-- BEGIN --

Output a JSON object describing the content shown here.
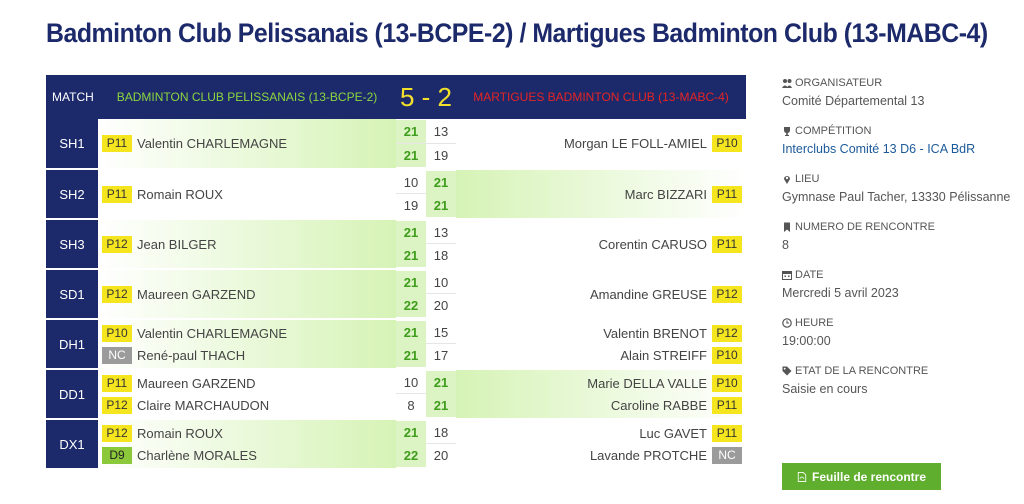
{
  "title": "Badminton Club Pelissanais (13-BCPE-2) / Martigues Badminton Club (13-MABC-4)",
  "header": {
    "match_label": "MATCH",
    "home_team": "BADMINTON CLUB PELISSANAIS (13-BCPE-2)",
    "score": "5 - 2",
    "away_team": "MARTIGUES BADMINTON CLUB (13-MABC-4)"
  },
  "matches": [
    {
      "type": "SH1",
      "winner": "home",
      "home": [
        {
          "rank": "P11",
          "name": "Valentin CHARLEMAGNE"
        }
      ],
      "away": [
        {
          "rank": "P10",
          "name": "Morgan LE FOLL-AMIEL"
        }
      ],
      "sets": [
        {
          "h": "21",
          "a": "13"
        },
        {
          "h": "21",
          "a": "19"
        }
      ]
    },
    {
      "type": "SH2",
      "winner": "away",
      "home": [
        {
          "rank": "P11",
          "name": "Romain ROUX"
        }
      ],
      "away": [
        {
          "rank": "P11",
          "name": "Marc BIZZARI"
        }
      ],
      "sets": [
        {
          "h": "10",
          "a": "21"
        },
        {
          "h": "19",
          "a": "21"
        }
      ]
    },
    {
      "type": "SH3",
      "winner": "home",
      "home": [
        {
          "rank": "P12",
          "name": "Jean BILGER"
        }
      ],
      "away": [
        {
          "rank": "P11",
          "name": "Corentin CARUSO"
        }
      ],
      "sets": [
        {
          "h": "21",
          "a": "13"
        },
        {
          "h": "21",
          "a": "18"
        }
      ]
    },
    {
      "type": "SD1",
      "winner": "home",
      "home": [
        {
          "rank": "P12",
          "name": "Maureen GARZEND"
        }
      ],
      "away": [
        {
          "rank": "P12",
          "name": "Amandine GREUSE"
        }
      ],
      "sets": [
        {
          "h": "21",
          "a": "10"
        },
        {
          "h": "22",
          "a": "20"
        }
      ]
    },
    {
      "type": "DH1",
      "winner": "home",
      "home": [
        {
          "rank": "P10",
          "name": "Valentin CHARLEMAGNE"
        },
        {
          "rank": "NC",
          "name": "René-paul THACH"
        }
      ],
      "away": [
        {
          "rank": "P12",
          "name": "Valentin BRENOT"
        },
        {
          "rank": "P10",
          "name": "Alain STREIFF"
        }
      ],
      "sets": [
        {
          "h": "21",
          "a": "15"
        },
        {
          "h": "21",
          "a": "17"
        }
      ]
    },
    {
      "type": "DD1",
      "winner": "away",
      "home": [
        {
          "rank": "P11",
          "name": "Maureen GARZEND"
        },
        {
          "rank": "P12",
          "name": "Claire MARCHAUDON"
        }
      ],
      "away": [
        {
          "rank": "P10",
          "name": "Marie DELLA VALLE"
        },
        {
          "rank": "P11",
          "name": "Caroline RABBE"
        }
      ],
      "sets": [
        {
          "h": "10",
          "a": "21"
        },
        {
          "h": "8",
          "a": "21"
        }
      ]
    },
    {
      "type": "DX1",
      "winner": "home",
      "home": [
        {
          "rank": "P12",
          "name": "Romain ROUX"
        },
        {
          "rank": "D9",
          "name": "Charlène MORALES"
        }
      ],
      "away": [
        {
          "rank": "P11",
          "name": "Luc GAVET"
        },
        {
          "rank": "NC",
          "name": "Lavande PROTCHE"
        }
      ],
      "sets": [
        {
          "h": "21",
          "a": "18"
        },
        {
          "h": "22",
          "a": "20"
        }
      ]
    }
  ],
  "info": [
    {
      "icon": "users-icon",
      "label": "ORGANISATEUR",
      "value": "Comité Départemental 13",
      "link": false
    },
    {
      "icon": "trophy-icon",
      "label": "COMPÉTITION",
      "value": "Interclubs Comité 13 D6 - ICA BdR",
      "link": true
    },
    {
      "icon": "map-marker-icon",
      "label": "LIEU",
      "value": "Gymnase Paul Tacher, 13330 Pélissanne",
      "link": false
    },
    {
      "icon": "bookmark-icon",
      "label": "NUMERO DE RENCONTRE",
      "value": "8",
      "link": false
    },
    {
      "icon": "calendar-icon",
      "label": "DATE",
      "value": "Mercredi 5 avril 2023",
      "link": false
    },
    {
      "icon": "clock-icon",
      "label": "HEURE",
      "value": "19:00:00",
      "link": false
    },
    {
      "icon": "tag-icon",
      "label": "ETAT DE LA RENCONTRE",
      "value": "Saisie en cours",
      "link": false
    }
  ],
  "sheet_button": {
    "label": "Feuille de rencontre",
    "icon": "pdf-icon"
  },
  "colors": {
    "navy": "#1c2a6b",
    "home": "#8bd540",
    "away": "#e52424",
    "score": "#f2e02a",
    "rank": "#f5e51f",
    "win_bg": "#d6f3b6",
    "button": "#5fae2d"
  }
}
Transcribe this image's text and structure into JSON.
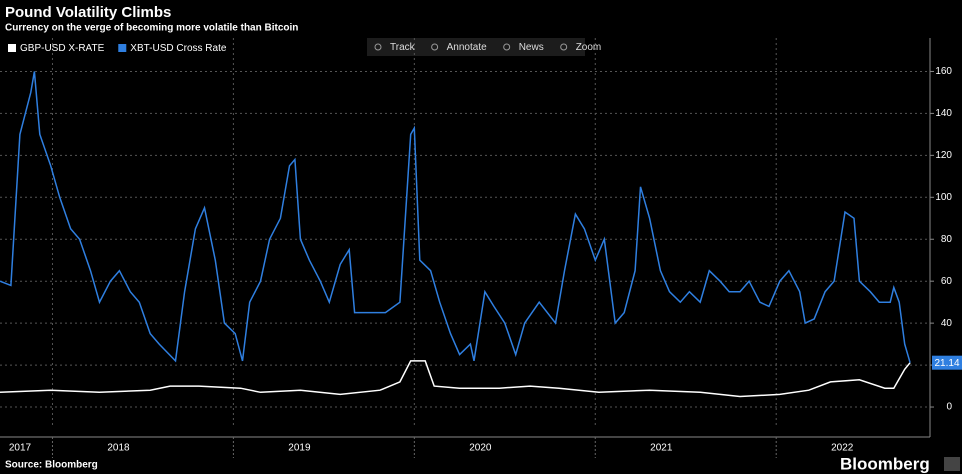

-- END --

For each line above that contains the word "MABC", copy that line.

» EXERCISE OUTPUT
  "title": "Badminton Club Pelissanais (13-BCPE-2) / Martigues Badminton Club (13-MABC-4)",
    "away_team": "MARTIGUES BADMINTON CLUB (13-MABC-4)"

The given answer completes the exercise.